Write out each line in which the string "Amount" is present.

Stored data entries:
==========

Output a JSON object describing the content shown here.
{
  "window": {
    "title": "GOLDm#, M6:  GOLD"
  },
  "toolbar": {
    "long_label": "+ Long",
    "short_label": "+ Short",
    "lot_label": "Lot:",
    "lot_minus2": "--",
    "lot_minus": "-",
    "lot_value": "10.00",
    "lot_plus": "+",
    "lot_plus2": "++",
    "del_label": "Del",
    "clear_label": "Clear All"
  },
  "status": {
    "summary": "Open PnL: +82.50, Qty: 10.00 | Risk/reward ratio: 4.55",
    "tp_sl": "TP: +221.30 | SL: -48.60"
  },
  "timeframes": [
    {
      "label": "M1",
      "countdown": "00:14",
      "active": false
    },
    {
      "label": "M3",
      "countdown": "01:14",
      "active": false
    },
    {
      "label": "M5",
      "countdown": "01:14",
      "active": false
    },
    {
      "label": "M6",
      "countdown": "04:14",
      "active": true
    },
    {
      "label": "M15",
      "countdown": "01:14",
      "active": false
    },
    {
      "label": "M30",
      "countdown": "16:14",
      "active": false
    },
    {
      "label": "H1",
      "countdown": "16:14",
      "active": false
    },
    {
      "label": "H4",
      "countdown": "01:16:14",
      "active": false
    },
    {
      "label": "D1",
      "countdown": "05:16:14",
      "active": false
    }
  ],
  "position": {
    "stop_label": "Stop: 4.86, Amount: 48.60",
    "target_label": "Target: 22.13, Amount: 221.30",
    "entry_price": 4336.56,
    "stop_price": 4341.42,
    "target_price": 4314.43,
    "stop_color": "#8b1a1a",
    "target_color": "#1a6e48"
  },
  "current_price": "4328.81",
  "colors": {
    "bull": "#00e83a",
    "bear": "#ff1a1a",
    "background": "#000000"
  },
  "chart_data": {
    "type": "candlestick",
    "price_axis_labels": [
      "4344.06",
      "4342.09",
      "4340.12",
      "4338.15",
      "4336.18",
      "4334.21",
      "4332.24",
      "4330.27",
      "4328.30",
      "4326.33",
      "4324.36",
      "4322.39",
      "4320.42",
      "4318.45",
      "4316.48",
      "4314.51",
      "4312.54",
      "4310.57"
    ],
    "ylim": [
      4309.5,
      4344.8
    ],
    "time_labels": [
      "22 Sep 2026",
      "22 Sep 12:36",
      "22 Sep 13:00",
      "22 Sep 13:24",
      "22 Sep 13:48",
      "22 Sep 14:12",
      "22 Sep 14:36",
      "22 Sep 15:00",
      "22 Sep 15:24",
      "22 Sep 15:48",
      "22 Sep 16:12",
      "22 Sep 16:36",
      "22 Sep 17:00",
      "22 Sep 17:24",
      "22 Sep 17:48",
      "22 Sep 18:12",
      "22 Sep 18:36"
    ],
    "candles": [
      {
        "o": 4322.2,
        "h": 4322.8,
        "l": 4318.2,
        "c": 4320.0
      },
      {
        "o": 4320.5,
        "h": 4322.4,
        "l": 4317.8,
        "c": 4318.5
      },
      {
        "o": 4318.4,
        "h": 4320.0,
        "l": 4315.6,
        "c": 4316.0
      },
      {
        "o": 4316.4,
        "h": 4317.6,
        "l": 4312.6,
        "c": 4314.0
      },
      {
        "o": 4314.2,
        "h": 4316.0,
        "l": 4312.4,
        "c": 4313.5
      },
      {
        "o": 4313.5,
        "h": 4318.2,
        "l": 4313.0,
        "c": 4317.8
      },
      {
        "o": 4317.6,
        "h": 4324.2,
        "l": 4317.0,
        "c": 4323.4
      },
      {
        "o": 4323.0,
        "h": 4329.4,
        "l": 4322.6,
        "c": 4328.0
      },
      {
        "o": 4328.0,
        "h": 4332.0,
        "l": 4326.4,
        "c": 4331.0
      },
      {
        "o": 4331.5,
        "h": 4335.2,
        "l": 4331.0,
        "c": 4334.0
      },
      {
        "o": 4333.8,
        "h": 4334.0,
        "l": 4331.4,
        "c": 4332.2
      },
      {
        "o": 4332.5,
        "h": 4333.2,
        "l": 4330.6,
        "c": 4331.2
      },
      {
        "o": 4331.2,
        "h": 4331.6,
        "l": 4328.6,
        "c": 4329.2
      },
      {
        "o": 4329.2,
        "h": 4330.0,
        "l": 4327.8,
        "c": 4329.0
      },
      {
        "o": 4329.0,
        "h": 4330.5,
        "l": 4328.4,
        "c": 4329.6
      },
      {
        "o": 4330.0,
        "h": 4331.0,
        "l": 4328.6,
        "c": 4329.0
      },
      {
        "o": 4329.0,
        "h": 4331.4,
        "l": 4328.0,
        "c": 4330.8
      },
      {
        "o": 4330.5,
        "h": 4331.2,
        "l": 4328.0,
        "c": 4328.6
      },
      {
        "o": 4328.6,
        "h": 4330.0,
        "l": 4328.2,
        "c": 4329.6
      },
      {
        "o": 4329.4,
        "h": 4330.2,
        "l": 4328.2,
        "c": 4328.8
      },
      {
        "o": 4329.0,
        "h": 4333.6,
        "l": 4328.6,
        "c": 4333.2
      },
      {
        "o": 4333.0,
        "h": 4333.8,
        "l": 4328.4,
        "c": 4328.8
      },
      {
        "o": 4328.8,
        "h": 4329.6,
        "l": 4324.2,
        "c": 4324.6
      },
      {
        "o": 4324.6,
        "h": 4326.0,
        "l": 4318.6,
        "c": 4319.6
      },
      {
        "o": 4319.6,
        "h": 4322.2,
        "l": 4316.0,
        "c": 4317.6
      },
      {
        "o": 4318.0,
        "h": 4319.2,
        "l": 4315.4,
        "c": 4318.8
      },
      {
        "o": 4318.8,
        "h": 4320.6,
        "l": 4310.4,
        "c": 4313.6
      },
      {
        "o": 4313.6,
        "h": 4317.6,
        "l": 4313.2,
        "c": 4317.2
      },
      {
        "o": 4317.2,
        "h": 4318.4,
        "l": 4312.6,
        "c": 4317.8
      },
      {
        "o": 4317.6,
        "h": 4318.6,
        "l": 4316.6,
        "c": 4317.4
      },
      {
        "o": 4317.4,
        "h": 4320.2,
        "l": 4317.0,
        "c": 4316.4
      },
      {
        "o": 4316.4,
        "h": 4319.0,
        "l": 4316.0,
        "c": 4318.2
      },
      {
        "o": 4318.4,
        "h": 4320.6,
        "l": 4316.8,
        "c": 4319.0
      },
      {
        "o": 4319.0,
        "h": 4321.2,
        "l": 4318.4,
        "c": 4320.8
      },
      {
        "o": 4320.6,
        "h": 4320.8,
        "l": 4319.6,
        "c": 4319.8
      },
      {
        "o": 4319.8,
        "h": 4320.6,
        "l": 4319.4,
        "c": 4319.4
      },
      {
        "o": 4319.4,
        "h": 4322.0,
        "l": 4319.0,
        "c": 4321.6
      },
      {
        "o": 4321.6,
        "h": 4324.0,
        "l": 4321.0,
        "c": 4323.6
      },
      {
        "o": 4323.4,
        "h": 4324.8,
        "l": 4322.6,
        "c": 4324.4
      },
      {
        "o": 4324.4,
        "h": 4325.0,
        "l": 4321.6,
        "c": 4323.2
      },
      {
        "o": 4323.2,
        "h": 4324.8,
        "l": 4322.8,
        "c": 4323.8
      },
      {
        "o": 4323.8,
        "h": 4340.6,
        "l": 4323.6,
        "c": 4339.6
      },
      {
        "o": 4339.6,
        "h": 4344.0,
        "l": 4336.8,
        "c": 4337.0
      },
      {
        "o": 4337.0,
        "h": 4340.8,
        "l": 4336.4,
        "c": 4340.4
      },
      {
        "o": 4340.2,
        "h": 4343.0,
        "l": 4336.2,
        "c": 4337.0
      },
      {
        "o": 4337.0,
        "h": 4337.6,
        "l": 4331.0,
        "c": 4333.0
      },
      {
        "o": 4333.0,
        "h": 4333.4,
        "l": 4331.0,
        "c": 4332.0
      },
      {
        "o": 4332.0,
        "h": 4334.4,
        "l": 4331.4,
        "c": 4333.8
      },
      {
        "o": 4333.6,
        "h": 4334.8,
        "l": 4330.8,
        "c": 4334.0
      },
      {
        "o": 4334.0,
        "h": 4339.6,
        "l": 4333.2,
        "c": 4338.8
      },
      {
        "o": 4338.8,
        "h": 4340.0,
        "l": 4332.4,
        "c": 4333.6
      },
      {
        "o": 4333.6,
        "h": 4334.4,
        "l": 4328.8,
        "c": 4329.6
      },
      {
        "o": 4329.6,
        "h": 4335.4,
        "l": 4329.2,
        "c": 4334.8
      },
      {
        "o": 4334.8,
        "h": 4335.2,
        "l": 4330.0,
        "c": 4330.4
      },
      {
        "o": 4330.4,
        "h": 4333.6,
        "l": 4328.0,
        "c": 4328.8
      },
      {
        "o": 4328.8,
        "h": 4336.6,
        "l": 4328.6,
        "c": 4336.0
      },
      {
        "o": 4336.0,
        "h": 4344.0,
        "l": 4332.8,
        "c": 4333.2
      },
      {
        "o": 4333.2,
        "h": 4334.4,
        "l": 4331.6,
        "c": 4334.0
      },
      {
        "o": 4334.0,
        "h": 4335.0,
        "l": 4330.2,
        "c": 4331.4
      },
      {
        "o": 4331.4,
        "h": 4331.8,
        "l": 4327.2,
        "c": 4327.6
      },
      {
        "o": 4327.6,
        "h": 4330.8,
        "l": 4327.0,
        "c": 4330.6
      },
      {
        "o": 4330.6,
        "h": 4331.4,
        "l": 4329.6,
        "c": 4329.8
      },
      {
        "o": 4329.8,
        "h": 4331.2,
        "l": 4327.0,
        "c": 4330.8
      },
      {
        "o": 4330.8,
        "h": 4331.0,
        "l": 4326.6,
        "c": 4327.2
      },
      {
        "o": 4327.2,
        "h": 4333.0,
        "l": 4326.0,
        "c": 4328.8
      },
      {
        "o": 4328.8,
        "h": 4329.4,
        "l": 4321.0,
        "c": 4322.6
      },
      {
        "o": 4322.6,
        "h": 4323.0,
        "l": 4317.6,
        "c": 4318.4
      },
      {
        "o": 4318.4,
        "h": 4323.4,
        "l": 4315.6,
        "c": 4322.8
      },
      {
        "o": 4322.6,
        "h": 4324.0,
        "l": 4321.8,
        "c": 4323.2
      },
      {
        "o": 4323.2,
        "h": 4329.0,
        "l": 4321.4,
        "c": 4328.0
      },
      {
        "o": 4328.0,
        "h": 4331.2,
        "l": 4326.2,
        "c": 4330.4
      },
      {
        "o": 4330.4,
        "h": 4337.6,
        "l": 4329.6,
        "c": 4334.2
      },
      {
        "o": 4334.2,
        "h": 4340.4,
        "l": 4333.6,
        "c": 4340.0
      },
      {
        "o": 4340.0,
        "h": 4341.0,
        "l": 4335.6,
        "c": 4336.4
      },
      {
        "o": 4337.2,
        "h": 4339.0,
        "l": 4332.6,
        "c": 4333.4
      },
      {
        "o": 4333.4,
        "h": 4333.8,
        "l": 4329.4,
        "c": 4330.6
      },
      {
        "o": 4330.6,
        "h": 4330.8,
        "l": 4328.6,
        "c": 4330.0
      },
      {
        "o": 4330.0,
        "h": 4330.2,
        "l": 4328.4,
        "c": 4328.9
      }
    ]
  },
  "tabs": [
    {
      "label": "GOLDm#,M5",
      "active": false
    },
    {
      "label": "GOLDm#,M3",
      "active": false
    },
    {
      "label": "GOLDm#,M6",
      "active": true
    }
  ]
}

==========

Answer for the task
    "stop_label": "Stop: 4.86, Amount: 48.60",
    "target_label": "Target: 22.13, Amount: 221.30",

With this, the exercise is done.